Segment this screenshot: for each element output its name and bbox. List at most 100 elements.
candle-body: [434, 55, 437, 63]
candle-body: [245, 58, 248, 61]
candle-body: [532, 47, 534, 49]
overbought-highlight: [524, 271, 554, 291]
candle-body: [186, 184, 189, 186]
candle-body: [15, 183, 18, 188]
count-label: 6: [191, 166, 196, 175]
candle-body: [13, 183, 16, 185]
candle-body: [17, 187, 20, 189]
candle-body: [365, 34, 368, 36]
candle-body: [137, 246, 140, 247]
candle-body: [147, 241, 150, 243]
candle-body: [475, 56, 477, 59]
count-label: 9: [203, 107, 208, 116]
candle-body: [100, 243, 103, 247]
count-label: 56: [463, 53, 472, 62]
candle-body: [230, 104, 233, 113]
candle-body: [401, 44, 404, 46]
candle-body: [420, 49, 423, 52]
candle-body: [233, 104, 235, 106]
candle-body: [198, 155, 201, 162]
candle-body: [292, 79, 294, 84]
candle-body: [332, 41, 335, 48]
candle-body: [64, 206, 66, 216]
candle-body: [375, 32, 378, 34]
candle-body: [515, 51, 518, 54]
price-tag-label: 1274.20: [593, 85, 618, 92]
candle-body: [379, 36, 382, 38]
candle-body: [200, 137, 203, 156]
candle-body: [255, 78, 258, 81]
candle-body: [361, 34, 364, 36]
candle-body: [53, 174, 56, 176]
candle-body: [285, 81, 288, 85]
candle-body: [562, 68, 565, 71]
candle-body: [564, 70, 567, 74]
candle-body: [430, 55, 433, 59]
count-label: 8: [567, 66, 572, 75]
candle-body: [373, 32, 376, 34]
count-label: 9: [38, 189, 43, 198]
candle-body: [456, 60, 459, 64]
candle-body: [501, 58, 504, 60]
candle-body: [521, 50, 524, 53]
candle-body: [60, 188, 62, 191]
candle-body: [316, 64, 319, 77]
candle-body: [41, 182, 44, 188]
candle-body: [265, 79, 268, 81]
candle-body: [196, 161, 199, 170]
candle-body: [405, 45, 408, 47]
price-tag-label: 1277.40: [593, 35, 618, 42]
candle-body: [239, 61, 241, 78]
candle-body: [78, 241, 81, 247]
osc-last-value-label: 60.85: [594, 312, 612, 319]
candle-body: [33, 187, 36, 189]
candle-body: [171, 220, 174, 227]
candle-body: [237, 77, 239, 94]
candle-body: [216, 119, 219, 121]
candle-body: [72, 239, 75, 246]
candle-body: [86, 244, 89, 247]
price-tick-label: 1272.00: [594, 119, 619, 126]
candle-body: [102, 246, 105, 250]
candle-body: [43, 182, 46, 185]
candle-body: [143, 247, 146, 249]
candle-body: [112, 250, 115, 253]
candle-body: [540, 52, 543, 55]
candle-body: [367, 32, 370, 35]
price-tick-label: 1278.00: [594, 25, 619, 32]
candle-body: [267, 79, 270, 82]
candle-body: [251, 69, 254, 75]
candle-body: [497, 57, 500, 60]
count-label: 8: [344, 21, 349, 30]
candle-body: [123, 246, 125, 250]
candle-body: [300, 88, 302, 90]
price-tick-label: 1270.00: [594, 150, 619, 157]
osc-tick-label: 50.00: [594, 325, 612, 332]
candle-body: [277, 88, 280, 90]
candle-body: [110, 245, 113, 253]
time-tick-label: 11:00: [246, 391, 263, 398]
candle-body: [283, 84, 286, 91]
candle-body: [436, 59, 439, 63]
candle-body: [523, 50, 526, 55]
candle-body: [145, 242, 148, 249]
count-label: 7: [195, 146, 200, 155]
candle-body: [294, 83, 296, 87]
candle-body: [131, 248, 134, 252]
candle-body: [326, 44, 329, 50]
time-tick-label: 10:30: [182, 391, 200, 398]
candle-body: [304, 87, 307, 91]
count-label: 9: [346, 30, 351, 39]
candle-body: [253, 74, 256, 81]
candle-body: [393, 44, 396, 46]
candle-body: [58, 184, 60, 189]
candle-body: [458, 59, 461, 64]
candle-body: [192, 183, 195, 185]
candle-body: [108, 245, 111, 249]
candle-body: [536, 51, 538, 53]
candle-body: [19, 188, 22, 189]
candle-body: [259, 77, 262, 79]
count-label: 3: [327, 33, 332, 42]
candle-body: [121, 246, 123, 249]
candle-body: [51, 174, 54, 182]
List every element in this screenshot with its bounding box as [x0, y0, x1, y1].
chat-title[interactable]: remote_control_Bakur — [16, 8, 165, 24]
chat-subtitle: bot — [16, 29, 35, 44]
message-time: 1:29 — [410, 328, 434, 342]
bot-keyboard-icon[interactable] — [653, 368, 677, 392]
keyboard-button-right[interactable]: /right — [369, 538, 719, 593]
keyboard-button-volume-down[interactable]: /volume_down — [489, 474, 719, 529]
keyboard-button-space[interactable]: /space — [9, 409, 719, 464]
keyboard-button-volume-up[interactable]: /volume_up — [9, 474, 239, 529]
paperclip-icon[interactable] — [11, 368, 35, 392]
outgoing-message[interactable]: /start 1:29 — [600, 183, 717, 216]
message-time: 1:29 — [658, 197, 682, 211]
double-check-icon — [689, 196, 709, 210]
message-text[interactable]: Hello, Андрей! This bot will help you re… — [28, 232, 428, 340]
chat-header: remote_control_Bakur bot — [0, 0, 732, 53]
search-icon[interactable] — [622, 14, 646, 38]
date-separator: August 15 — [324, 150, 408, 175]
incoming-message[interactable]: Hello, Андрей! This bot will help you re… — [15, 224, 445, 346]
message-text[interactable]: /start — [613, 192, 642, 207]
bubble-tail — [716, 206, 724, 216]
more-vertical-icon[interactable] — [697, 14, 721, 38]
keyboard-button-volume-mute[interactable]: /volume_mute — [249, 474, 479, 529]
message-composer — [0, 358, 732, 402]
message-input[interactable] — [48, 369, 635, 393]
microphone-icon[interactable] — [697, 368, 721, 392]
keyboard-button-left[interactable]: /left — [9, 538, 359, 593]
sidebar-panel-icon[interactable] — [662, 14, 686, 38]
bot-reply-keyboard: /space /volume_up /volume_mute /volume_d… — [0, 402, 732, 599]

+--

# Your instructions
Reproduce all the material above, swapping every "candle-body" for "bar-body" and leaving everything else unchanged.

# Output of the task
Segment this screenshot: for each element output its name and bbox. List at most 100 elements.
bar-body: [434, 55, 437, 63]
bar-body: [245, 58, 248, 61]
bar-body: [532, 47, 534, 49]
overbought-highlight: [524, 271, 554, 291]
bar-body: [186, 184, 189, 186]
bar-body: [15, 183, 18, 188]
count-label: 6: [191, 166, 196, 175]
bar-body: [13, 183, 16, 185]
bar-body: [17, 187, 20, 189]
bar-body: [365, 34, 368, 36]
bar-body: [137, 246, 140, 247]
bar-body: [147, 241, 150, 243]
bar-body: [475, 56, 477, 59]
count-label: 9: [203, 107, 208, 116]
bar-body: [100, 243, 103, 247]
count-label: 56: [463, 53, 472, 62]
bar-body: [230, 104, 233, 113]
bar-body: [401, 44, 404, 46]
bar-body: [420, 49, 423, 52]
bar-body: [233, 104, 235, 106]
bar-body: [198, 155, 201, 162]
bar-body: [292, 79, 294, 84]
bar-body: [332, 41, 335, 48]
bar-body: [64, 206, 66, 216]
bar-body: [375, 32, 378, 34]
bar-body: [515, 51, 518, 54]
price-tag-label: 1274.20: [593, 85, 618, 92]
bar-body: [379, 36, 382, 38]
bar-body: [200, 137, 203, 156]
bar-body: [255, 78, 258, 81]
bar-body: [361, 34, 364, 36]
bar-body: [53, 174, 56, 176]
bar-body: [285, 81, 288, 85]
bar-body: [562, 68, 565, 71]
bar-body: [564, 70, 567, 74]
bar-body: [430, 55, 433, 59]
count-label: 8: [567, 66, 572, 75]
bar-body: [373, 32, 376, 34]
count-label: 9: [38, 189, 43, 198]
bar-body: [456, 60, 459, 64]
bar-body: [501, 58, 504, 60]
bar-body: [521, 50, 524, 53]
bar-body: [60, 188, 62, 191]
bar-body: [316, 64, 319, 77]
bar-body: [41, 182, 44, 188]
bar-body: [265, 79, 268, 81]
bar-body: [196, 161, 199, 170]
bar-body: [405, 45, 408, 47]
price-tag-label: 1277.40: [593, 35, 618, 42]
bar-body: [239, 61, 241, 78]
bar-body: [78, 241, 81, 247]
osc-last-value-label: 60.85: [594, 312, 612, 319]
bar-body: [33, 187, 36, 189]
bar-body: [171, 220, 174, 227]
bar-body: [237, 77, 239, 94]
bar-body: [216, 119, 219, 121]
bar-body: [72, 239, 75, 246]
bar-body: [86, 244, 89, 247]
price-tick-label: 1272.00: [594, 119, 619, 126]
bar-body: [102, 246, 105, 250]
bar-body: [43, 182, 46, 185]
bar-body: [143, 247, 146, 249]
bar-body: [112, 250, 115, 253]
bar-body: [540, 52, 543, 55]
bar-body: [367, 32, 370, 35]
price-tick-label: 1278.00: [594, 25, 619, 32]
bar-body: [267, 79, 270, 82]
bar-body: [251, 69, 254, 75]
bar-body: [497, 57, 500, 60]
count-label: 8: [344, 21, 349, 30]
bar-body: [123, 246, 125, 250]
bar-body: [300, 88, 302, 90]
price-tick-label: 1270.00: [594, 150, 619, 157]
osc-tick-label: 50.00: [594, 325, 612, 332]
bar-body: [277, 88, 280, 90]
bar-body: [110, 245, 113, 253]
time-tick-label: 11:00: [246, 391, 263, 398]
bar-body: [283, 84, 286, 91]
bar-body: [436, 59, 439, 63]
bar-body: [523, 50, 526, 55]
bar-body: [145, 242, 148, 249]
count-label: 7: [195, 146, 200, 155]
bar-body: [294, 83, 296, 87]
bar-body: [131, 248, 134, 252]
bar-body: [326, 44, 329, 50]
time-tick-label: 10:30: [182, 391, 200, 398]
bar-body: [304, 87, 307, 91]
count-label: 9: [346, 30, 351, 39]
bar-body: [253, 74, 256, 81]
bar-body: [393, 44, 396, 46]
bar-body: [58, 184, 60, 189]
bar-body: [458, 59, 461, 64]
bar-body: [192, 183, 195, 185]
bar-body: [108, 245, 111, 249]
bar-body: [536, 51, 538, 53]
bar-body: [19, 188, 22, 189]
bar-body: [259, 77, 262, 79]
count-label: 3: [327, 33, 332, 42]
bar-body: [121, 246, 123, 249]
bar-body: [51, 174, 54, 182]
List every element in this screenshot with its bounding box as [x0, y0, x1, y1].
chat-title[interactable]: remote_control_Bakur — [16, 8, 165, 24]
chat-subtitle: bot — [16, 29, 35, 44]
message-time: 1:29 — [410, 328, 434, 342]
bot-keyboard-icon[interactable] — [653, 368, 677, 392]
keyboard-button-right[interactable]: /right — [369, 538, 719, 593]
keyboard-button-volume-down[interactable]: /volume_down — [489, 474, 719, 529]
keyboard-button-space[interactable]: /space — [9, 409, 719, 464]
keyboard-button-volume-up[interactable]: /volume_up — [9, 474, 239, 529]
paperclip-icon[interactable] — [11, 368, 35, 392]
outgoing-message[interactable]: /start 1:29 — [600, 183, 717, 216]
message-time: 1:29 — [658, 197, 682, 211]
double-check-icon — [689, 196, 709, 210]
message-text[interactable]: Hello, Андрей! This bot will help you re… — [28, 232, 428, 340]
chat-header: remote_control_Bakur bot — [0, 0, 732, 53]
search-icon[interactable] — [622, 14, 646, 38]
date-separator: August 15 — [324, 150, 408, 175]
incoming-message[interactable]: Hello, Андрей! This bot will help you re… — [15, 224, 445, 346]
message-text[interactable]: /start — [613, 192, 642, 207]
bubble-tail — [716, 206, 724, 216]
more-vertical-icon[interactable] — [697, 14, 721, 38]
keyboard-button-volume-mute[interactable]: /volume_mute — [249, 474, 479, 529]
message-composer — [0, 358, 732, 402]
message-input[interactable] — [48, 369, 635, 393]
microphone-icon[interactable] — [697, 368, 721, 392]
keyboard-button-left[interactable]: /left — [9, 538, 359, 593]
sidebar-panel-icon[interactable] — [662, 14, 686, 38]
bot-reply-keyboard: /space /volume_up /volume_mute /volume_d… — [0, 402, 732, 599]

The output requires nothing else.